**Problem requirements**
Only the pictures are omitted; repeat all other data exactly.

**Stored entries**

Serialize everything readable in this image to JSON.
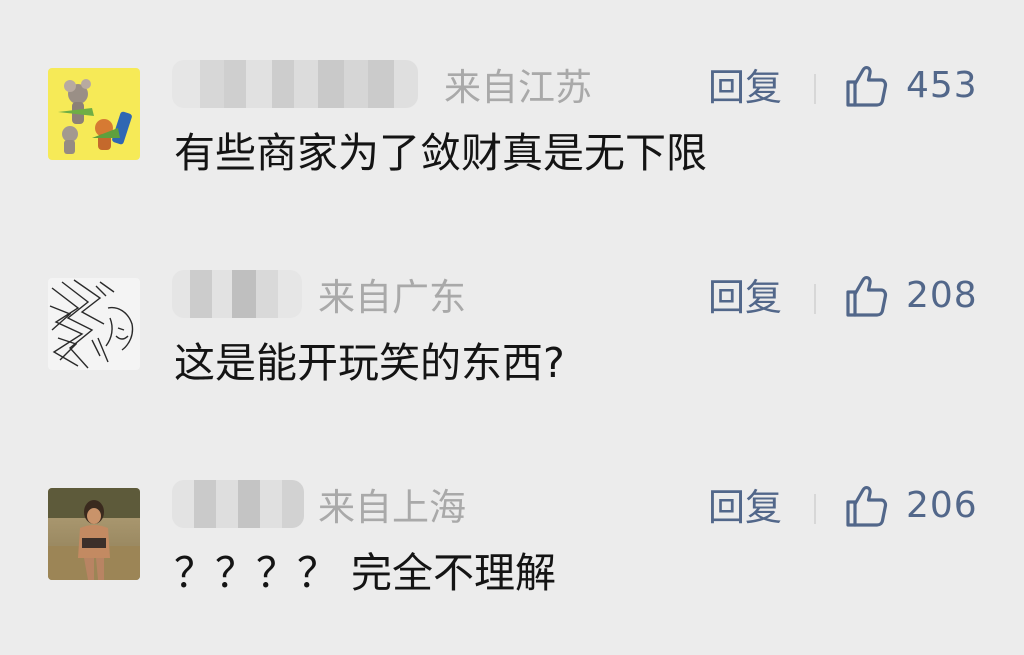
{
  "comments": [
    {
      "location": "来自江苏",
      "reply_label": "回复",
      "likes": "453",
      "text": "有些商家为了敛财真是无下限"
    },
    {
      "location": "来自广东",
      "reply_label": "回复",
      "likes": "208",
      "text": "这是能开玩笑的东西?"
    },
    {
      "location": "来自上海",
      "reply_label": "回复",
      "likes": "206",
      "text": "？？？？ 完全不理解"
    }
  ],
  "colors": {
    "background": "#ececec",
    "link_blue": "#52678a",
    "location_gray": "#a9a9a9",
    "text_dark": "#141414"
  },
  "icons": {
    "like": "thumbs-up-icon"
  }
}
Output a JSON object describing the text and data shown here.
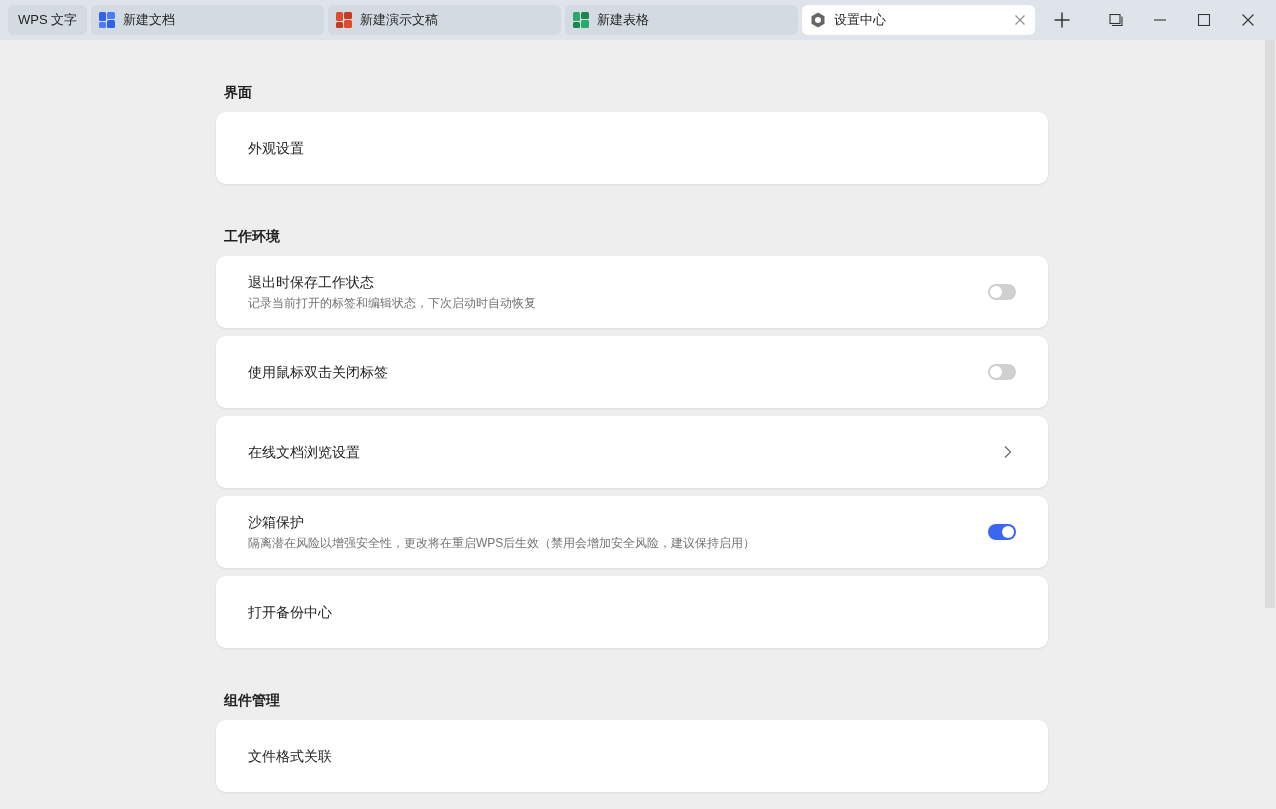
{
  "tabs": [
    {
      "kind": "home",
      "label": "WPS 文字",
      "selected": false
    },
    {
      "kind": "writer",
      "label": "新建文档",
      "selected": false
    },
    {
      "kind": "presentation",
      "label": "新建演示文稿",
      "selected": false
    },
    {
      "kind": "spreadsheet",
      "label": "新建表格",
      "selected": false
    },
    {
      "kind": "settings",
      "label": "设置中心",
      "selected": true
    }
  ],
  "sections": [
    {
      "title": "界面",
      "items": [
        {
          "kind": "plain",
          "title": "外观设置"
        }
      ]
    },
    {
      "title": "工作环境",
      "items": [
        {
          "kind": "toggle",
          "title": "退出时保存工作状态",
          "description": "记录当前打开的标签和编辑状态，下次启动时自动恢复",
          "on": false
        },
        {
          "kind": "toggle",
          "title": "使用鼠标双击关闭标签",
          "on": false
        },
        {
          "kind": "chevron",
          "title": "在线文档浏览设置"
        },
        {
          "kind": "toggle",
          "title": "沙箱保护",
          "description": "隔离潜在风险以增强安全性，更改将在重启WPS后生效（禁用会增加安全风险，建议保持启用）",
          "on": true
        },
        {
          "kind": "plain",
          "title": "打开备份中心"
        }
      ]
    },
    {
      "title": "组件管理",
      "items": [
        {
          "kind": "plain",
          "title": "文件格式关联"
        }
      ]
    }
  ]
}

**Task response**
Serialize everything readable in this image to JSON.
{
  "comments": [
    {
      "location": "来自江苏",
      "reply_label": "回复",
      "likes": "453",
      "text": "有些商家为了敛财真是无下限"
    },
    {
      "location": "来自广东",
      "reply_label": "回复",
      "likes": "208",
      "text": "这是能开玩笑的东西?"
    },
    {
      "location": "来自上海",
      "reply_label": "回复",
      "likes": "206",
      "text": "？？？？ 完全不理解"
    }
  ],
  "colors": {
    "background": "#ececec",
    "link_blue": "#52678a",
    "location_gray": "#a9a9a9",
    "text_dark": "#141414"
  },
  "icons": {
    "like": "thumbs-up-icon"
  }
}
Output a JSON object describing the text and data shown here.
{
  "tabs": [
    {
      "kind": "home",
      "label": "WPS 文字",
      "selected": false
    },
    {
      "kind": "writer",
      "label": "新建文档",
      "selected": false
    },
    {
      "kind": "presentation",
      "label": "新建演示文稿",
      "selected": false
    },
    {
      "kind": "spreadsheet",
      "label": "新建表格",
      "selected": false
    },
    {
      "kind": "settings",
      "label": "设置中心",
      "selected": true
    }
  ],
  "sections": [
    {
      "title": "界面",
      "items": [
        {
          "kind": "plain",
          "title": "外观设置"
        }
      ]
    },
    {
      "title": "工作环境",
      "items": [
        {
          "kind": "toggle",
          "title": "退出时保存工作状态",
          "description": "记录当前打开的标签和编辑状态，下次启动时自动恢复",
          "on": false
        },
        {
          "kind": "toggle",
          "title": "使用鼠标双击关闭标签",
          "on": false
        },
        {
          "kind": "chevron",
          "title": "在线文档浏览设置"
        },
        {
          "kind": "toggle",
          "title": "沙箱保护",
          "description": "隔离潜在风险以增强安全性，更改将在重启WPS后生效（禁用会增加安全风险，建议保持启用）",
          "on": true
        },
        {
          "kind": "plain",
          "title": "打开备份中心"
        }
      ]
    },
    {
      "title": "组件管理",
      "items": [
        {
          "kind": "plain",
          "title": "文件格式关联"
        }
      ]
    }
  ]
}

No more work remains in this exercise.